### Challenge
Reproduce the whole listing, character for character.

### Dataset items
◇ ◇ ◇

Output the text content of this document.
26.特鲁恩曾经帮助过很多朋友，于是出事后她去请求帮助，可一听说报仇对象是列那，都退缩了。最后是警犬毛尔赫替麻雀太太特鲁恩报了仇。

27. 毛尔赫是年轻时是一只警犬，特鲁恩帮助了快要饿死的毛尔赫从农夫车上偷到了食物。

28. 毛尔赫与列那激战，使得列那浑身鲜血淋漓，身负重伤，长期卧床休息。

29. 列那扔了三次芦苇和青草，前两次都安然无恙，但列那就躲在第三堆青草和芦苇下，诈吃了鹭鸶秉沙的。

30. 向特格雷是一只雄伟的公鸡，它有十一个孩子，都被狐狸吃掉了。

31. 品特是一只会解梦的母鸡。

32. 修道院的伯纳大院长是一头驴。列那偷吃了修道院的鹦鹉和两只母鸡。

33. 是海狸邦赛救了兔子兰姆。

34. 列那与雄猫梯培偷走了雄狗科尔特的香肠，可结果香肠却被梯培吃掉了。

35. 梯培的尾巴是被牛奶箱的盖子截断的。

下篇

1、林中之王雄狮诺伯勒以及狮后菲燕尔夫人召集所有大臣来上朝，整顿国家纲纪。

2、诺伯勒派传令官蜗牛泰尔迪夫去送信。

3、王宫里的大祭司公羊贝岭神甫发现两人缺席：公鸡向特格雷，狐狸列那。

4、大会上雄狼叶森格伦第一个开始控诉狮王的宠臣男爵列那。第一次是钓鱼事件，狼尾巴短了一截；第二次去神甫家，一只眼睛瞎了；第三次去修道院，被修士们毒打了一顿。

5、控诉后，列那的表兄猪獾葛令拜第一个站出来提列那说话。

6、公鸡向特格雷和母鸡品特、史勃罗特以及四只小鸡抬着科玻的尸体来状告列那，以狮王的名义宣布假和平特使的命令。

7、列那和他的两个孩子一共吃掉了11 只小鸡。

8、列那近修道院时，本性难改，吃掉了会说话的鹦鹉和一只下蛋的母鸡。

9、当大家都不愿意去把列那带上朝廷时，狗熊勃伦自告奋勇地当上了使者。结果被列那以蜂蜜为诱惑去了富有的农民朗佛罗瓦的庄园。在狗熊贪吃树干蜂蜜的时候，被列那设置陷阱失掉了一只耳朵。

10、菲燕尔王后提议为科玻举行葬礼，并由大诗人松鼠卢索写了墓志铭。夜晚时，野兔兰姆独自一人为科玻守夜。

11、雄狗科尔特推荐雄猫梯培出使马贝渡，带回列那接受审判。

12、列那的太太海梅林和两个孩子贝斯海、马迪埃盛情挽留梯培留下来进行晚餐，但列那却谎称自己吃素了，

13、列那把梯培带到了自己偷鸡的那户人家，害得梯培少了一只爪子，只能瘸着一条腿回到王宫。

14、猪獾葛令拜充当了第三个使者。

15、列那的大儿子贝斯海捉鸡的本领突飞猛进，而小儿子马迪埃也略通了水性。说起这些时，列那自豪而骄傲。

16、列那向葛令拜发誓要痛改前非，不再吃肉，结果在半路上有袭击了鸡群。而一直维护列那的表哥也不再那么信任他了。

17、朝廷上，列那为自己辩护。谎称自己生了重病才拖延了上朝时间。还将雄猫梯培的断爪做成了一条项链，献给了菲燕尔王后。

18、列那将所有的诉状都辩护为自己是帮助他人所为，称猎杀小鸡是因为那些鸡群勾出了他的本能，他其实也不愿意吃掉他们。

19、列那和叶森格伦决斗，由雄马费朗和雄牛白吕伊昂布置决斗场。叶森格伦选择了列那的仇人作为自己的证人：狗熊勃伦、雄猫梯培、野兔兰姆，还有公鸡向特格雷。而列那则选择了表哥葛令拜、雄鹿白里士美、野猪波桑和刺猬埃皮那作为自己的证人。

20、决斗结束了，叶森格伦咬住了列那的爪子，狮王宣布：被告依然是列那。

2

◇ ◇ ◇

### Complete response
Output the text content of this document.
26.特鲁恩曾经帮助过很多朋友，于是出事后她去请求帮助，可一听说报仇对象是列那，都退缩了。最后是警犬毛尔赫替麻雀太太特鲁恩报了仇。

27. 毛尔赫是年轻时是一只警犬，特鲁恩帮助了快要饿死的毛尔赫从农夫车上偷到了食物。

28. 毛尔赫与列那激战，使得列那浑身鲜血淋漓，身负重伤，长期卧床休息。

29. 列那扔了三次芦苇和青草，前两次都安然无恙，但列那就躲在第三堆青草和芦苇下，诈吃了鹭鸶秉沙的。

30. 向特格雷是一只雄伟的公鸡，它有十一个孩子，都被狐狸吃掉了。

31. 品特是一只会解梦的母鸡。

32. 修道院的伯纳大院长是一头驴。列那偷吃了修道院的鹦鹉和两只母鸡。

33. 是海狸邦赛救了兔子兰姆。

34. 列那与雄猫梯培偷走了雄狗科尔特的香肠，可结果香肠却被梯培吃掉了。

35. 梯培的尾巴是被牛奶箱的盖子截断的。

下篇

1、林中之王雄狮诺伯勒以及狮后菲燕尔夫人召集所有大臣来上朝，整顿国家纲纪。

2、诺伯勒派传令官蜗牛泰尔迪夫去送信。

3、王宫里的大祭司公羊贝岭神甫发现两人缺席：公鸡向特格雷，狐狸列那。

4、大会上雄狼叶森格伦第一个开始控诉狮王的宠臣男爵列那。第一次是钓鱼事件，狼尾巴短了一截；第二次去神甫家，一只眼睛瞎了；第三次去修道院，被修士们毒打了一顿。

5、控诉后，列那的表兄猪獾葛令拜第一个站出来提列那说话。

6、公鸡向特格雷和母鸡品特、史勃罗特以及四只小鸡抬着科玻的尸体来状告列那，以狮王的名义宣布假和平特使的命令。

7、列那和他的两个孩子一共吃掉了11 只小鸡。

8、列那近修道院时，本性难改，吃掉了会说话的鹦鹉和一只下蛋的母鸡。

9、当大家都不愿意去把列那带上朝廷时，狗熊勃伦自告奋勇地当上了使者。结果被列那以蜂蜜为诱惑去了富有的农民朗佛罗瓦的庄园。在狗熊贪吃树干蜂蜜的时候，被列那设置陷阱失掉了一只耳朵。

10、菲燕尔王后提议为科玻举行葬礼，并由大诗人松鼠卢索写了墓志铭。夜晚时，野兔兰姆独自一人为科玻守夜。

11、雄狗科尔特推荐雄猫梯培出使马贝渡，带回列那接受审判。

12、列那的太太海梅林和两个孩子贝斯海、马迪埃盛情挽留梯培留下来进行晚餐，但列那却谎称自己吃素了，

13、列那把梯培带到了自己偷鸡的那户人家，害得梯培少了一只爪子，只能瘸着一条腿回到王宫。

14、猪獾葛令拜充当了第三个使者。

15、列那的大儿子贝斯海捉鸡的本领突飞猛进，而小儿子马迪埃也略通了水性。说起这些时，列那自豪而骄傲。

16、列那向葛令拜发誓要痛改前非，不再吃肉，结果在半路上有袭击了鸡群。而一直维护列那的表哥也不再那么信任他了。

17、朝廷上，列那为自己辩护。谎称自己生了重病才拖延了上朝时间。还将雄猫梯培的断爪做成了一条项链，献给了菲燕尔王后。

18、列那将所有的诉状都辩护为自己是帮助他人所为，称猎杀小鸡是因为那些鸡群勾出了他的本能，他其实也不愿意吃掉他们。

19、列那和叶森格伦决斗，由雄马费朗和雄牛白吕伊昂布置决斗场。叶森格伦选择了列那的仇人作为自己的证人：狗熊勃伦、雄猫梯培、野兔兰姆，还有公鸡向特格雷。而列那则选择了表哥葛令拜、雄鹿白里士美、野猪波桑和刺猬埃皮那作为自己的证人。

20、决斗结束了，叶森格伦咬住了列那的爪子，狮王宣布：被告依然是列那。

2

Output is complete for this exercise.